Task description: What is the number of lines in these entries that include "草稿纸和答题卡上的非答题区域均无效"? Write that number and no other text.

Material provided:
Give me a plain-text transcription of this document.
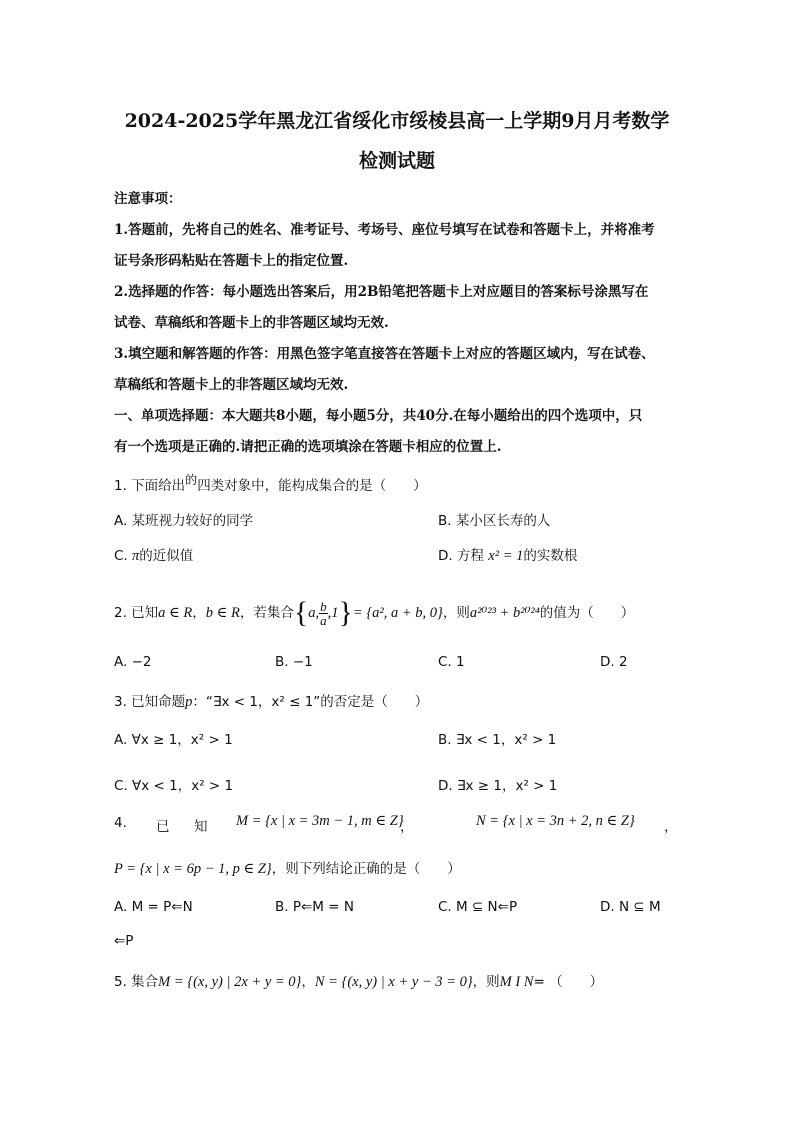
2024-2025学年黑龙江省绥化市绥棱县高一上学期9月月考数学
检测试题
注意事项：
1.答题前，先将自己的姓名、准考证号、考场号、座位号填写在试卷和答题卡上，并将准考
证号条形码粘贴在答题卡上的指定位置.
2.选择题的作答：每小题选出答案后，用2B铅笔把答题卡上对应题目的答案标号涂黑写在
试卷、草稿纸和答题卡上的非答题区域均无效.
3.填空题和解答题的作答：用黑色签字笔直接答在答题卡上对应的答题区域内，写在试卷、
草稿纸和答题卡上的非答题区域均无效.
一、单项选择题：本大题共8小题，每小题5分，共40分.在每小题给出的四个选项中，只
有一个选项是正确的.请把正确的选项填涂在答题卡相应的位置上.
1. 下面给出的四类对象中，能构成集合的是（　　）
A. 某班视力较好的同学	B. 某小区长寿的人
C. π的近似值	D. 方程 x² = 1的实数根
2. 已知a ∈ R，b ∈ R，若集合{a, $\frac{b}{a} ,1\}= \{a^2$, a + b, 0}，则a²⁰²³ + b²⁰²⁴的值为（　　）
A. −2	B. −1	C. 1	D. 2
3. 已知命题p：“∃x < 1，x² ≤ 1”的否定是（　　）
A. ∀x ≥ 1，x² > 1	B. ∃x < 1，x² > 1
C. ∀x < 1，x² > 1	D. ∃x ≥ 1，x² > 1
4. 已 知 M = {x | x = 3m − 1, m ∈ Z}
，	N = {x | x = 3n + 2, n ∈ Z} ，
P = {x | x = 6p − 1, p ∈ Z}，则下列结论正确的是（　　）
A. M = P⇐N	B. P⇐M = N	C. M ⊆ N⇐P	D. N ⊆ M
⇐P
5. 集合M = {(x, y) | 2x + y = 0}，N = {(x, y) | x + y − 3 = 0}，则M I N= （　　）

Correct answer: 2